### [INFORMATION SUPPLIED]
::::::::

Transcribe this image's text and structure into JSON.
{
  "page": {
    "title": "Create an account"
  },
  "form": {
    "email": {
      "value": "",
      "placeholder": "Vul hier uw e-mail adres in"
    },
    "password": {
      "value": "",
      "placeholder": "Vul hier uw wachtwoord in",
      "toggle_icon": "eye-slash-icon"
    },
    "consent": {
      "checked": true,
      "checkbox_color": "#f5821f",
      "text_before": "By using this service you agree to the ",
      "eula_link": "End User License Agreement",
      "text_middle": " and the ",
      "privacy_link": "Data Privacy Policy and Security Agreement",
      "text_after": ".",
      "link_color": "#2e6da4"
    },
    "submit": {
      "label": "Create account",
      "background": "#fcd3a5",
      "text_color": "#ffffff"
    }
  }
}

::::::::

### [WHAT IS ASKED]
From the entries above, copy each line holding "hier".

### [SOLUTION FOR THIS EXERCISE]
      "placeholder": "Vul hier uw e-mail adres in"
      "placeholder": "Vul hier uw wachtwoord in",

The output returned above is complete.